===== Dataset =====

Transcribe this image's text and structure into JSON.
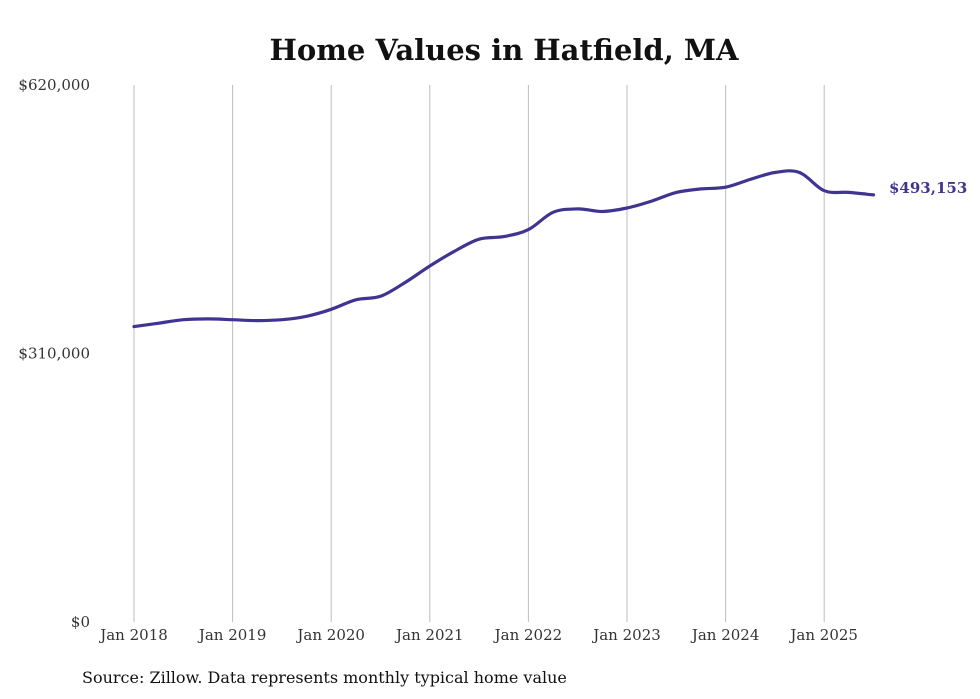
{
  "chart_data": {
    "type": "line",
    "title": "Home Values in Hatfield, MA",
    "xlabel": "",
    "ylabel": "",
    "ylim": [
      0,
      620000
    ],
    "y_ticks": [
      "$0",
      "$310,000",
      "$620,000"
    ],
    "x_ticks": [
      "Jan 2018",
      "Jan 2019",
      "Jan 2020",
      "Jan 2021",
      "Jan 2022",
      "Jan 2023",
      "Jan 2024",
      "Jan 2025"
    ],
    "grid": "vertical",
    "end_label": "$493,153",
    "line_color": "#3f3591",
    "series": [
      {
        "x": [
          "2018-01",
          "2018-04",
          "2018-07",
          "2018-10",
          "2019-01",
          "2019-04",
          "2019-07",
          "2019-10",
          "2020-01",
          "2020-04",
          "2020-07",
          "2020-10",
          "2021-01",
          "2021-04",
          "2021-07",
          "2021-10",
          "2022-01",
          "2022-04",
          "2022-07",
          "2022-10",
          "2023-01",
          "2023-04",
          "2023-07",
          "2023-10",
          "2024-01",
          "2024-04",
          "2024-07",
          "2024-10",
          "2025-01",
          "2025-04",
          "2025-07"
        ],
        "y": [
          341000,
          345000,
          349000,
          350000,
          349000,
          348000,
          349000,
          353000,
          361000,
          372000,
          376000,
          392000,
          411000,
          428000,
          442000,
          445000,
          453000,
          473000,
          477000,
          474000,
          478000,
          486000,
          496000,
          500000,
          502000,
          511000,
          519000,
          519000,
          498000,
          496000,
          493153
        ]
      }
    ],
    "source": "Source: Zillow. Data represents monthly typical home value"
  }
}
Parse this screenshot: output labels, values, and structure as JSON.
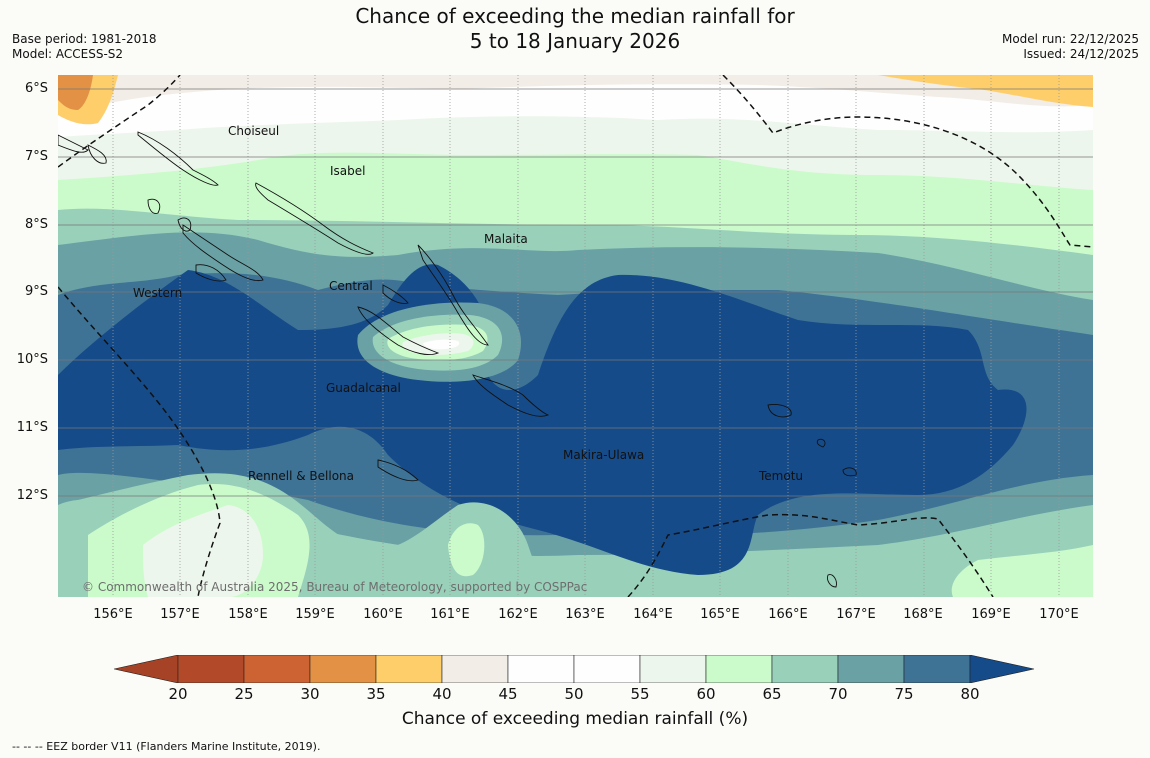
{
  "title": {
    "line1": "Chance of exceeding the median rainfall for",
    "line2": "5 to 18 January 2026"
  },
  "meta_left": {
    "base_period": "Base period: 1981-2018",
    "model": "Model: ACCESS-S2"
  },
  "meta_right": {
    "model_run": "Model run: 22/12/2025",
    "issued": "Issued: 24/12/2025"
  },
  "latitude_labels": [
    "6°S",
    "7°S",
    "8°S",
    "9°S",
    "10°S",
    "11°S",
    "12°S"
  ],
  "longitude_labels": [
    "156°E",
    "157°E",
    "158°E",
    "159°E",
    "160°E",
    "161°E",
    "162°E",
    "163°E",
    "164°E",
    "165°E",
    "166°E",
    "167°E",
    "168°E",
    "169°E",
    "170°E"
  ],
  "provinces": [
    "Choiseul",
    "Isabel",
    "Malaita",
    "Western",
    "Central",
    "Guadalcanal",
    "Makira-Ulawa",
    "Rennell & Bellona",
    "Temotu"
  ],
  "copyright": "© Commonwealth of Australia 2025, Bureau of Meteorology, supported by COSPPac",
  "colorbar": {
    "ticks": [
      "20",
      "25",
      "30",
      "35",
      "40",
      "45",
      "50",
      "55",
      "60",
      "65",
      "70",
      "75",
      "80"
    ],
    "colors": [
      "#a64327",
      "#b24a2a",
      "#cd6232",
      "#e39144",
      "#fece6a",
      "#f3ede7",
      "#fefefe",
      "#fefefe",
      "#edf6ec",
      "#cbfbcb",
      "#99d0ba",
      "#6aa1a4",
      "#3e7396",
      "#164b89"
    ],
    "label": "Chance of exceeding median rainfall (%)"
  },
  "footnote": "--  --  -- EEZ border V11 (Flanders Marine Institute, 2019)."
}
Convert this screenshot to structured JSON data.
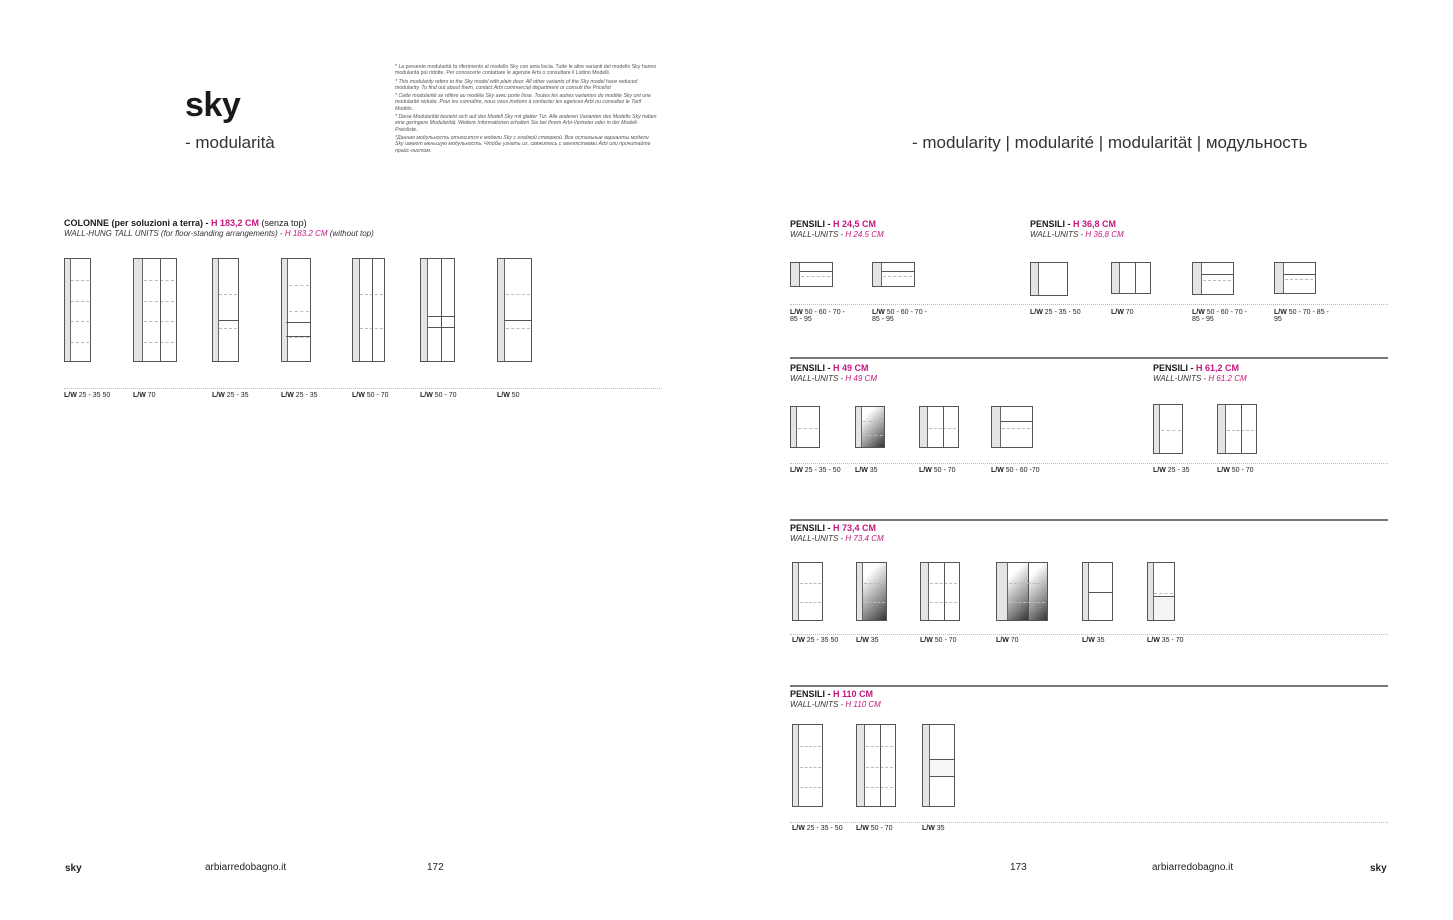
{
  "left_page": {
    "brand": "sky",
    "subtitle": "- modularità",
    "notes": [
      "* La presente modularità fa riferimento al modello Sky con anta liscia. Tutte le altre varianti del modello Sky hanno modularità più ridotte. Per conoscerle contattare le agenzie Arbi o consultare il Listino Modelli.",
      "* This modularity refers to the Sky model with plain door. All other variants of the Sky model have reduced modularity. To find out about them, contact Arbi commercial department or consult the Pricelist",
      "* Cette modularité se réfère au modèle Sky avec porte lisse. Toutes les autres variantes du modèle Sky ont une modularité réduite. Pour les connaître, nous vous invitons à contacter les agences Arbi ou consultez le Tarif Modèls.",
      "* Diese Modularität bezieht sich auf das Modell Sky mit glatter Tür. Alle anderen Varianten des Modells Sky haben eine geringere Modularität. Weitere Informationen erhalten Sie bei Ihrem Arbi-Vertreter oder in der Modell-Preisliste.",
      "*Данная модульность относится к модели Sky с гладкой створкой. Все остальные варианты модели Sky имеют меньшую модульность. Чтобы узнать их, свяжитесь с агентствами Arbi или прочитайте прайс-листом."
    ],
    "section": {
      "title": "COLONNE (per soluzioni a terra) - ",
      "height": "H 183,2 CM",
      "note": " (senza top)",
      "subtitle": "WALL-HUNG TALL UNITS (for floor-standing arrangements) - ",
      "subtitle_height": "H 183.2 CM",
      "subtitle_note": " (without top)",
      "units": [
        {
          "prefix": "L/W",
          "sizes": "25 - 35 50"
        },
        {
          "prefix": "L/W",
          "sizes": "70"
        },
        {
          "prefix": "L/W",
          "sizes": "25 - 35"
        },
        {
          "prefix": "L/W",
          "sizes": "25 - 35"
        },
        {
          "prefix": "L/W",
          "sizes": "50 - 70"
        },
        {
          "prefix": "L/W",
          "sizes": "50 - 70"
        },
        {
          "prefix": "L/W",
          "sizes": "50"
        }
      ]
    },
    "footer": {
      "brand": "sky",
      "website": "arbiarredobagno.it",
      "page": "172"
    }
  },
  "right_page": {
    "subtitle": "- modularity | modularité | modularität | модульность",
    "sections": [
      {
        "title": "PENSILI - ",
        "height": "H 24,5 CM",
        "subtitle": "WALL-UNITS - ",
        "subtitle_height": "H 24.5 CM",
        "units": [
          {
            "prefix": "L/W",
            "sizes": "50 - 60 - 70 - 85 - 95"
          },
          {
            "prefix": "L/W",
            "sizes": "50 - 60 - 70 - 85 - 95"
          }
        ]
      },
      {
        "title": "PENSILI - ",
        "height": "H 36,8 CM",
        "subtitle": "WALL-UNITS - ",
        "subtitle_height": "H 36,8 CM",
        "units": [
          {
            "prefix": "L/W",
            "sizes": "25 - 35 - 50"
          },
          {
            "prefix": "L/W",
            "sizes": "70"
          },
          {
            "prefix": "L/W",
            "sizes": "50 - 60 - 70 - 85 - 95"
          },
          {
            "prefix": "L/W",
            "sizes": "50 - 70 - 85 - 95"
          }
        ]
      },
      {
        "title": "PENSILI - ",
        "height": "H 49 CM",
        "subtitle": "WALL-UNITS - ",
        "subtitle_height": "H 49 CM",
        "units": [
          {
            "prefix": "L/W",
            "sizes": "25 - 35 - 50"
          },
          {
            "prefix": "L/W",
            "sizes": "35"
          },
          {
            "prefix": "L/W",
            "sizes": "50 - 70"
          },
          {
            "prefix": "L/W",
            "sizes": "50 - 60 -70"
          }
        ]
      },
      {
        "title": "PENSILI - ",
        "height": "H 61,2 CM",
        "subtitle": "WALL-UNITS - ",
        "subtitle_height": "H 61.2 CM",
        "units": [
          {
            "prefix": "L/W",
            "sizes": "25 - 35"
          },
          {
            "prefix": "L/W",
            "sizes": "50 - 70"
          }
        ]
      },
      {
        "title": "PENSILI - ",
        "height": "H 73,4 CM",
        "subtitle": "WALL-UNITS - ",
        "subtitle_height": "H 73.4 CM",
        "units": [
          {
            "prefix": "L/W",
            "sizes": "25 - 35 50"
          },
          {
            "prefix": "L/W",
            "sizes": "35"
          },
          {
            "prefix": "L/W",
            "sizes": "50 - 70"
          },
          {
            "prefix": "L/W",
            "sizes": "70"
          },
          {
            "prefix": "L/W",
            "sizes": "35"
          },
          {
            "prefix": "L/W",
            "sizes": "35 - 70"
          }
        ]
      },
      {
        "title": "PENSILI - ",
        "height": "H 110 CM",
        "subtitle": "WALL-UNITS - ",
        "subtitle_height": "H 110 CM",
        "units": [
          {
            "prefix": "L/W",
            "sizes": "25 - 35 - 50"
          },
          {
            "prefix": "L/W",
            "sizes": "50 - 70"
          },
          {
            "prefix": "L/W",
            "sizes": "35"
          }
        ]
      }
    ],
    "footer": {
      "brand": "sky",
      "website": "arbiarredobagno.it",
      "page": "173"
    }
  },
  "colors": {
    "accent": "#c4177f",
    "text": "#1a1a1a"
  }
}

=====

_Given request:_
Report only how many lines in the entries contain "modularità".

_Solved exercise:_
2